Fragment do przeczytania:

....

Sezon na wandalizm można uznać za otwarty

615
Imprezka z tańcami o godz. 1.00 w nocy na Syrenie. Cóż, dyskoteki pozamykane. fot. MOSRiW

ŻARY | Obiekt sportowy „Syrena” jest bardzo popularny. Gromadzi tłumy, ale niekoniecznie amatorów uprawiania sportu.

Akcja „Zostań w domu” to już przeszłość. A co można robić poza domem? Wiele ciekawych rzeczy. Jednak niektórzy upodobali sobie chyba śmiecenie i rozwalanie wszystkiego, co się pod rękę, albo nogę nawinie.

Praktycznie po każdym weekendzie pracownicy Miejskiego Ośrodka Sportu, Rekreacji i Wypoczynku mają pełne ręce roboty. Nie chodzi tylko o walające się butelki i śmieci. Nie chodzi też wyłącznie o samą Syrenę. Podobne rzeczy dzieją się w innych miejscach, którymi opiekuje się MOSRiW.

– Płoty wokół placu zabaw przy ul. Zwycięzców wyłamywane są regularnie, na Syrenie brakuje krzesełek, a nasi pracownicy na kolanach muszą wybierać szkło potłuczone na boiskach – wylicza Bogdan Kępiński, zastępca dyrektora MOSRiW w Żarach. – Pierwsze wycieczki na Syrenę zaczęły się wraz z łagodzeniem obostrzeń związanych z koronawirusem.

Chyba najczęstszym następstwem imprezowania w miejscach publicznych są połamane ławki i powyrywane siedziska. Regularnie pojawiają się dziury w ogrodzeniach, choćby przy Orlikach. Płot wokół placu zabaw przy ul. Ludowej też ucierpiał wielokrotnie, podobnie jak znajdujące się obok drewniane leżaki, z których wyrywane są lub łamane deseczki siedziska.

....

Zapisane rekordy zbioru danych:
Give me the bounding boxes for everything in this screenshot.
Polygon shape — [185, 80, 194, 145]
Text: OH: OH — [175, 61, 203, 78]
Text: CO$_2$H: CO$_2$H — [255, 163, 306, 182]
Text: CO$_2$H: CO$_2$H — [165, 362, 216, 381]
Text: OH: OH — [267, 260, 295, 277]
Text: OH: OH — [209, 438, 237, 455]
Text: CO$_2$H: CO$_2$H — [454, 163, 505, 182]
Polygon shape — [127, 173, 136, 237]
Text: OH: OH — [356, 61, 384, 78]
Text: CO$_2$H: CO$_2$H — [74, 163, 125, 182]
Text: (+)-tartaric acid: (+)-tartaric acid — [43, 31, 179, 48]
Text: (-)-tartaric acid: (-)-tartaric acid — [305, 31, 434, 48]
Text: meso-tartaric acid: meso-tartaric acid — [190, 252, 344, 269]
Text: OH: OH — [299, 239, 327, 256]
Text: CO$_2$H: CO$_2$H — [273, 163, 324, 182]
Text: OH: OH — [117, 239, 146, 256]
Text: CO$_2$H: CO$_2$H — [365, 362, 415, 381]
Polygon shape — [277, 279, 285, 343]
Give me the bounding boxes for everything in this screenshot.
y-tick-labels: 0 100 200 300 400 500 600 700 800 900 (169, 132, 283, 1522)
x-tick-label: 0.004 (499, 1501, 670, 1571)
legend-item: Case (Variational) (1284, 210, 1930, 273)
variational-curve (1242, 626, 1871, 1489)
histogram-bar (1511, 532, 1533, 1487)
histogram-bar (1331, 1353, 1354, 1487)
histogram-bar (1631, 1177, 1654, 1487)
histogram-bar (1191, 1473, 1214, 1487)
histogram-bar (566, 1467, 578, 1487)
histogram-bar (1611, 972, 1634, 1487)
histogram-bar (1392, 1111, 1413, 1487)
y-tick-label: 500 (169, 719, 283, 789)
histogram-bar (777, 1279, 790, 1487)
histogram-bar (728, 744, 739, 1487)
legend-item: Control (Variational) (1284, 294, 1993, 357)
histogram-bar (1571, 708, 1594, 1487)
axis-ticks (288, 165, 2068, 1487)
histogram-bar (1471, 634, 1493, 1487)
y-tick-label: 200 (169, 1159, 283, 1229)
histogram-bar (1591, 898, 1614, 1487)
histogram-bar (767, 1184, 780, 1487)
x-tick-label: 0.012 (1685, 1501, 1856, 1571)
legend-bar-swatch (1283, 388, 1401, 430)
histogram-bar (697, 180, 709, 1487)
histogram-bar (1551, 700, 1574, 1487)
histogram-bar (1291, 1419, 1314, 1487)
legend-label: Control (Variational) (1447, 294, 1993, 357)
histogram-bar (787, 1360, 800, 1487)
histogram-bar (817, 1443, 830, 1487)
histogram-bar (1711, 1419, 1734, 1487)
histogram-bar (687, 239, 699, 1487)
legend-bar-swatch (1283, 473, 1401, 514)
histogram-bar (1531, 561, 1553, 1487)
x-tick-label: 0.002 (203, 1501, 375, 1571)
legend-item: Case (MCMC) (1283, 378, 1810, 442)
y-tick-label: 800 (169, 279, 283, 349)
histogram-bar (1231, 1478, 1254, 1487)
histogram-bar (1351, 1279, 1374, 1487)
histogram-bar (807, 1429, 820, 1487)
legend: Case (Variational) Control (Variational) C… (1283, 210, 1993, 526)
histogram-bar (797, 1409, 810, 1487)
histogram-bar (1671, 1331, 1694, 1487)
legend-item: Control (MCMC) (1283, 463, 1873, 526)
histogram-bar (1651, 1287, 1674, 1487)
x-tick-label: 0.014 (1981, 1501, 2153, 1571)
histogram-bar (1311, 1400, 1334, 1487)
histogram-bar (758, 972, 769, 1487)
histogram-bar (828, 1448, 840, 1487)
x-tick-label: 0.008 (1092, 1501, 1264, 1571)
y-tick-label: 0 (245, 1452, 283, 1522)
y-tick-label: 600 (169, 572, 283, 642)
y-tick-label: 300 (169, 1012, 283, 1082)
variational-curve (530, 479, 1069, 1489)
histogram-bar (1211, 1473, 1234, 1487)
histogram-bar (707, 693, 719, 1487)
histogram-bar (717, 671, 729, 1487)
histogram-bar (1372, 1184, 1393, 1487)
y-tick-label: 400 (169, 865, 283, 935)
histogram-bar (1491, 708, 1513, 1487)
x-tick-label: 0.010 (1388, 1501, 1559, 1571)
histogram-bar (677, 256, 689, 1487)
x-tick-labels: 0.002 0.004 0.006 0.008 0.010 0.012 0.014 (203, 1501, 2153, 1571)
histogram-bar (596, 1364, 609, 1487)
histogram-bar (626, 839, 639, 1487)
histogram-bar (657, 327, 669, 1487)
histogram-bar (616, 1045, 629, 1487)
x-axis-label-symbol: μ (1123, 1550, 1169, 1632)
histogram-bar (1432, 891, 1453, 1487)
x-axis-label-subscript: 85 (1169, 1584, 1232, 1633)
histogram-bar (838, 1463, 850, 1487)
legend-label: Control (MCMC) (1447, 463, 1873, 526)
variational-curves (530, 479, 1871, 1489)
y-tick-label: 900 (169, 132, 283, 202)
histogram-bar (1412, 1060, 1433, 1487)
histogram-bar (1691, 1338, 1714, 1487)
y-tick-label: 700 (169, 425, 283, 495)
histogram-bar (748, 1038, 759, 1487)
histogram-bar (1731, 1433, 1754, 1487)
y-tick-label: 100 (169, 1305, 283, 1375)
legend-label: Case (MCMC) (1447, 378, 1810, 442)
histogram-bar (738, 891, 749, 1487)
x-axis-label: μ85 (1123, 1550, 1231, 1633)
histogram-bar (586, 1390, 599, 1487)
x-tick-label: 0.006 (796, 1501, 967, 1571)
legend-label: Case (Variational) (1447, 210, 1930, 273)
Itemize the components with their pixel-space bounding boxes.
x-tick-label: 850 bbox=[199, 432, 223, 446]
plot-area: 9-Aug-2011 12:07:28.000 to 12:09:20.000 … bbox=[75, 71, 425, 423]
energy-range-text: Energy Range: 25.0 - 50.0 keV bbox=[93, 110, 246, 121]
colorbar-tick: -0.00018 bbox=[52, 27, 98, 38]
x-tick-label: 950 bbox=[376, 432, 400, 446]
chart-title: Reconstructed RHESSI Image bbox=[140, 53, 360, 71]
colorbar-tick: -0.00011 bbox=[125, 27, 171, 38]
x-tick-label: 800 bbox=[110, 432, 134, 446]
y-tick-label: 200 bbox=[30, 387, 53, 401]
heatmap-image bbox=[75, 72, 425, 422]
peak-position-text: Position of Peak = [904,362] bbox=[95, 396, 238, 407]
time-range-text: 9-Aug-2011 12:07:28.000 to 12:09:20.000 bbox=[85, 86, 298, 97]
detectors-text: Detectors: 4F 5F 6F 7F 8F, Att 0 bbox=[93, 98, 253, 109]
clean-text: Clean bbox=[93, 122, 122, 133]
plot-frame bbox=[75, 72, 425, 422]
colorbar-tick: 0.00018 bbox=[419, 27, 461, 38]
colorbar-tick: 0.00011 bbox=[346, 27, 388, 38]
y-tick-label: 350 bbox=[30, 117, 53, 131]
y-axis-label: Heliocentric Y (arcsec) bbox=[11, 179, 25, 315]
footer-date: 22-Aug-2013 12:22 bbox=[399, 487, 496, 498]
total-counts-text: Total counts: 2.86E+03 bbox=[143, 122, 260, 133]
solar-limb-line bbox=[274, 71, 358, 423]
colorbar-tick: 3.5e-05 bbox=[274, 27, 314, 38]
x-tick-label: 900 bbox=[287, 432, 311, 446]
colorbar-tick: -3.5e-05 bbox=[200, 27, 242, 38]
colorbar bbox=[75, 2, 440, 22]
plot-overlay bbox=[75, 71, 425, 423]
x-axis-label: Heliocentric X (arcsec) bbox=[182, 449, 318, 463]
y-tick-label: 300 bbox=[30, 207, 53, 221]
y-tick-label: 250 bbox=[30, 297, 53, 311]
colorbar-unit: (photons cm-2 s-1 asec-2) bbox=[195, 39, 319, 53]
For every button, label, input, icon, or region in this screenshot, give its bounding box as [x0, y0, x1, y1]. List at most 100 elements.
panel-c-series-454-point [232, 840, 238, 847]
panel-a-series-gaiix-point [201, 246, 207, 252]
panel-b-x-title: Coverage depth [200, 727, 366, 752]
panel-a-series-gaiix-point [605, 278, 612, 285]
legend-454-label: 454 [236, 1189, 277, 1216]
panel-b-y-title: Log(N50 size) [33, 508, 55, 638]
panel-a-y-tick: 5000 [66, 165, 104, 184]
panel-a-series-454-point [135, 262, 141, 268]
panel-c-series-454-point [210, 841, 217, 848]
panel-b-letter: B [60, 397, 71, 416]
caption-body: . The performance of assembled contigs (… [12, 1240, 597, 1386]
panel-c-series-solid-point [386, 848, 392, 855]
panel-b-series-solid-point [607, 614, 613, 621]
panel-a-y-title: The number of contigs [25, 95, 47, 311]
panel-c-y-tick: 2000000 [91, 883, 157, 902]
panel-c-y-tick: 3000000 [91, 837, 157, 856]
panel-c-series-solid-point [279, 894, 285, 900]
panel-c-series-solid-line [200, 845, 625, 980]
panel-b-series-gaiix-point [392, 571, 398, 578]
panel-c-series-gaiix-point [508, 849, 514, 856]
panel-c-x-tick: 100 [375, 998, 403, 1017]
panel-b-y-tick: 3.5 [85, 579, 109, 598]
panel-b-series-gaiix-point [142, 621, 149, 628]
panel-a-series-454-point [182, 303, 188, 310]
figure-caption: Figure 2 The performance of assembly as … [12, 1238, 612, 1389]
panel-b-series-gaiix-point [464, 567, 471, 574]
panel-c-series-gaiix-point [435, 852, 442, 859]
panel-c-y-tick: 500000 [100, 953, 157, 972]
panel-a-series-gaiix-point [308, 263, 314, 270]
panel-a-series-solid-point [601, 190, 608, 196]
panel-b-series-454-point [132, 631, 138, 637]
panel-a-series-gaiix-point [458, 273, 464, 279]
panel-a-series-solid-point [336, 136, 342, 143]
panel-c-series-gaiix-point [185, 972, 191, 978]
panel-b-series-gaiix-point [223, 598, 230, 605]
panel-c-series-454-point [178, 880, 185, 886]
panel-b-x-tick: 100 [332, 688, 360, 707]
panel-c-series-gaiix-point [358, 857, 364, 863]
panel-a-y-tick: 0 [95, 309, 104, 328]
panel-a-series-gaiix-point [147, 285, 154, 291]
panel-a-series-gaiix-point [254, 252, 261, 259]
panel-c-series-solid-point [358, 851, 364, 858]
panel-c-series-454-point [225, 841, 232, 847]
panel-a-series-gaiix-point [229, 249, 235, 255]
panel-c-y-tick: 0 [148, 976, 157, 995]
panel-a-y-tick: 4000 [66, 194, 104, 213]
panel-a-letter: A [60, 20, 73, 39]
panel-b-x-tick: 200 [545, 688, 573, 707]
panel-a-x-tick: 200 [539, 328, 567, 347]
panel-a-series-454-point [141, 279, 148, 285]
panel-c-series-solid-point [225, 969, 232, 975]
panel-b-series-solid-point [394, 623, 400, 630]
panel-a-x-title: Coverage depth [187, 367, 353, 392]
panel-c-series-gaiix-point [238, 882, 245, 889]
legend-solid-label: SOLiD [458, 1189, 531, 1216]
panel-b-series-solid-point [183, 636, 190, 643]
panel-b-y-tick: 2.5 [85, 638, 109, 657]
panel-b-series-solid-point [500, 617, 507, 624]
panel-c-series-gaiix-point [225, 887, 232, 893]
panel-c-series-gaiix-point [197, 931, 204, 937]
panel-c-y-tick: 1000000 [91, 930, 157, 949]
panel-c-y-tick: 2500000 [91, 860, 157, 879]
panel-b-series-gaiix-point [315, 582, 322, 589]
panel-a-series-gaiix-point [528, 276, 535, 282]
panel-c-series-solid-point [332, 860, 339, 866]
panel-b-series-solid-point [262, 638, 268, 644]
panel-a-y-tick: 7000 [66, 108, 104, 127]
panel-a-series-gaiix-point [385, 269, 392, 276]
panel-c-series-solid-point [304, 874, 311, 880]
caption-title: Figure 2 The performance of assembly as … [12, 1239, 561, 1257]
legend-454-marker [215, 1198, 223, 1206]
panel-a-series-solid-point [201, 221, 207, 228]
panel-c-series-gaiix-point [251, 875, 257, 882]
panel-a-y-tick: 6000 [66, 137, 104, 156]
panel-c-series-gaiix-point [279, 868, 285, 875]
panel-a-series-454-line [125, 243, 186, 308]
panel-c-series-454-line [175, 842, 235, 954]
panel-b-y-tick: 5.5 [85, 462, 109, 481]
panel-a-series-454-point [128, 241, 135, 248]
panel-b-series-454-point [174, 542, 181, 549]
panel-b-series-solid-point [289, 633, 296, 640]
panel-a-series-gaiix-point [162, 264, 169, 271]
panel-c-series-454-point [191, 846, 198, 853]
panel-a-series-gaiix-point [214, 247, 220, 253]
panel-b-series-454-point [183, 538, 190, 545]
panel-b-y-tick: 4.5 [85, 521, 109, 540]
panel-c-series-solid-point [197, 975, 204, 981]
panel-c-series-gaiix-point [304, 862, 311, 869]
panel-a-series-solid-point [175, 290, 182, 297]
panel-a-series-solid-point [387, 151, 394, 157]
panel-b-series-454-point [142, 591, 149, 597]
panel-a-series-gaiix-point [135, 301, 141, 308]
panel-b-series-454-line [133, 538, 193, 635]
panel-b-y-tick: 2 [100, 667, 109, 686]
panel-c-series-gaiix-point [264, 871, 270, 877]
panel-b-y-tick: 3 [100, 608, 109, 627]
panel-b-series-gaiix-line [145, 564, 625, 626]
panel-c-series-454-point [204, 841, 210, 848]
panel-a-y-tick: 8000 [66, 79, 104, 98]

....

Zestaw zadań:
1. Wypisz w całości i bez żadnych zmian artykuł o wandalizmie na obiektach MOSRiW w Żarach.
2. Zwróć dokładnie wiersze rekordów od samego początku aż do wiersza zawierającego „Text: CO$_2$H: CO$_2$H — [454, 163, 505, 182]” włącznie.

Oczekiwane odpowiedzi:
1.
Sezon na wandalizm można uznać za otwarty

615
Imprezka z tańcami o godz. 1.00 w nocy na Syrenie. Cóż, dyskoteki pozamykane. fot. MOSRiW

ŻARY | Obiekt sportowy „Syrena” jest bardzo popularny. Gromadzi tłumy, ale niekoniecznie amatorów uprawiania sportu.

Akcja „Zostań w domu” to już przeszłość. A co można robić poza domem? Wiele ciekawych rzeczy. Jednak niektórzy upodobali sobie chyba śmiecenie i rozwalanie wszystkiego, co się pod rękę, albo nogę nawinie.

Praktycznie po każdym weekendzie pracownicy Miejskiego Ośrodka Sportu, Rekreacji i Wypoczynku mają pełne ręce roboty. Nie chodzi tylko o walające się butelki i śmieci. Nie chodzi też wyłącznie o samą Syrenę. Podobne rzeczy dzieją się w innych miejscach, którymi opiekuje się MOSRiW.

– Płoty wokół placu zabaw przy ul. Zwycięzców wyłamywane są regularnie, na Syrenie brakuje krzesełek, a nasi pracownicy na kolanach muszą wybierać szkło potłuczone na boiskach – wylicza Bogdan Kępiński, zastępca dyrektora MOSRiW w Żarach. – Pierwsze wycieczki na Syrenę zaczęły się wraz z łagodzeniem obostrzeń związanych z koronawirusem.

Chyba najczęstszym następstwem imprezowania w miejscach publicznych są połamane ławki i powyrywane siedziska. Regularnie pojawiają się dziury w ogrodzeniach, choćby przy Orlikach. Płot wokół placu zabaw przy ul. Ludowej też ucierpiał wielokrotnie, podobnie jak znajdujące się obok drewniane leżaki, z których wyrywane są lub łamane deseczki siedziska.

2.
Give me the bounding boxes for everything in this screenshot.
Polygon shape — [185, 80, 194, 145]
Text: OH: OH — [175, 61, 203, 78]
Text: CO$_2$H: CO$_2$H — [255, 163, 306, 182]
Text: CO$_2$H: CO$_2$H — [165, 362, 216, 381]
Text: OH: OH — [267, 260, 295, 277]
Text: OH: OH — [209, 438, 237, 455]
Text: CO$_2$H: CO$_2$H — [454, 163, 505, 182]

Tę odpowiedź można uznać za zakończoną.